Lo que se pide:
Copia de nuevo todos los datos sustituyendo "Polygon shape" por "Polygon outline" cada vez que aparezca. El resto debe quedar sin cambios.
________________________________________
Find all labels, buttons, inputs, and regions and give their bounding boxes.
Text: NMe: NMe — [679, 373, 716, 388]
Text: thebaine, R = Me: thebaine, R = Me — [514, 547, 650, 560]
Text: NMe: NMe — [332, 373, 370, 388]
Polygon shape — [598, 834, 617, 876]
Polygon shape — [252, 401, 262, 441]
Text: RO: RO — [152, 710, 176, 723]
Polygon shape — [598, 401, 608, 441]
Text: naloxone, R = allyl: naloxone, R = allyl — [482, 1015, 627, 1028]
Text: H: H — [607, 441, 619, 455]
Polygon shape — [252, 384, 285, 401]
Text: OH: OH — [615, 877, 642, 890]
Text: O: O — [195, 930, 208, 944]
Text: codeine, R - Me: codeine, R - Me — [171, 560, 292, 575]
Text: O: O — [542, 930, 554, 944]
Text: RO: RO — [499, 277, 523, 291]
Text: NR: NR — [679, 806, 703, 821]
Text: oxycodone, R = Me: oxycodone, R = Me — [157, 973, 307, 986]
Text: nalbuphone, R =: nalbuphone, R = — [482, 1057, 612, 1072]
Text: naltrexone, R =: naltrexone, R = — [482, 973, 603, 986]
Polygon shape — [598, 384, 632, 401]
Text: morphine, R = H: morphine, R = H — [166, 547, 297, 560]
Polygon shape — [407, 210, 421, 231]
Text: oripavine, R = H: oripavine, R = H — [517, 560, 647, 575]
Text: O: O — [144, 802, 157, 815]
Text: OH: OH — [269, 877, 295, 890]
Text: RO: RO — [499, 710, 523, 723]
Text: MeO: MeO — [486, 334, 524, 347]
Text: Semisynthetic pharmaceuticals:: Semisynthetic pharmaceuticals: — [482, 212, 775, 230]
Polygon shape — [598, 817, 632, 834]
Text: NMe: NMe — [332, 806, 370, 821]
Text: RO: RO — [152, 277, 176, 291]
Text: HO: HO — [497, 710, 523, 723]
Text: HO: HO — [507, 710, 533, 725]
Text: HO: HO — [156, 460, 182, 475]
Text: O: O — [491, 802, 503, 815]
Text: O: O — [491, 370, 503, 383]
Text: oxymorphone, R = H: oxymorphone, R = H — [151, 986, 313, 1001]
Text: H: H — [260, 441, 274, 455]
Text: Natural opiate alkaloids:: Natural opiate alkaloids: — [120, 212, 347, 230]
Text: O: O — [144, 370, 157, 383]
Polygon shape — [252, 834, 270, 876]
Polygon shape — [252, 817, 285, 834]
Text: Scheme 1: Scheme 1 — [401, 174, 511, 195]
________________________________________
Respuesta completa:
Find all labels, buttons, inputs, and regions and give their bounding boxes.
Text: NMe: NMe — [679, 373, 716, 388]
Text: thebaine, R = Me: thebaine, R = Me — [514, 547, 650, 560]
Text: NMe: NMe — [332, 373, 370, 388]
Polygon outline — [598, 834, 617, 876]
Polygon outline — [252, 401, 262, 441]
Text: RO: RO — [152, 710, 176, 723]
Polygon outline — [598, 401, 608, 441]
Text: naloxone, R = allyl: naloxone, R = allyl — [482, 1015, 627, 1028]
Text: H: H — [607, 441, 619, 455]
Polygon outline — [252, 384, 285, 401]
Text: OH: OH — [615, 877, 642, 890]
Text: O: O — [195, 930, 208, 944]
Text: codeine, R - Me: codeine, R - Me — [171, 560, 292, 575]
Text: O: O — [542, 930, 554, 944]
Text: RO: RO — [499, 277, 523, 291]
Text: NR: NR — [679, 806, 703, 821]
Text: oxycodone, R = Me: oxycodone, R = Me — [157, 973, 307, 986]
Text: nalbuphone, R =: nalbuphone, R = — [482, 1057, 612, 1072]
Text: naltrexone, R =: naltrexone, R = — [482, 973, 603, 986]
Polygon outline — [598, 384, 632, 401]
Text: morphine, R = H: morphine, R = H — [166, 547, 297, 560]
Polygon outline — [407, 210, 421, 231]
Text: oripavine, R = H: oripavine, R = H — [517, 560, 647, 575]
Text: O: O — [144, 802, 157, 815]
Text: OH: OH — [269, 877, 295, 890]
Text: RO: RO — [499, 710, 523, 723]
Text: MeO: MeO — [486, 334, 524, 347]
Text: Semisynthetic pharmaceuticals:: Semisynthetic pharmaceuticals: — [482, 212, 775, 230]
Polygon outline — [598, 817, 632, 834]
Text: NMe: NMe — [332, 806, 370, 821]
Text: RO: RO — [152, 277, 176, 291]
Text: HO: HO — [497, 710, 523, 723]
Text: HO: HO — [507, 710, 533, 725]
Text: HO: HO — [156, 460, 182, 475]
Text: O: O — [491, 802, 503, 815]
Text: O: O — [491, 370, 503, 383]
Text: oxymorphone, R = H: oxymorphone, R = H — [151, 986, 313, 1001]
Text: H: H — [260, 441, 274, 455]
Text: Natural opiate alkaloids:: Natural opiate alkaloids: — [120, 212, 347, 230]
Text: O: O — [144, 370, 157, 383]
Polygon outline — [252, 834, 270, 876]
Polygon outline — [252, 817, 285, 834]
Text: Scheme 1: Scheme 1 — [401, 174, 511, 195]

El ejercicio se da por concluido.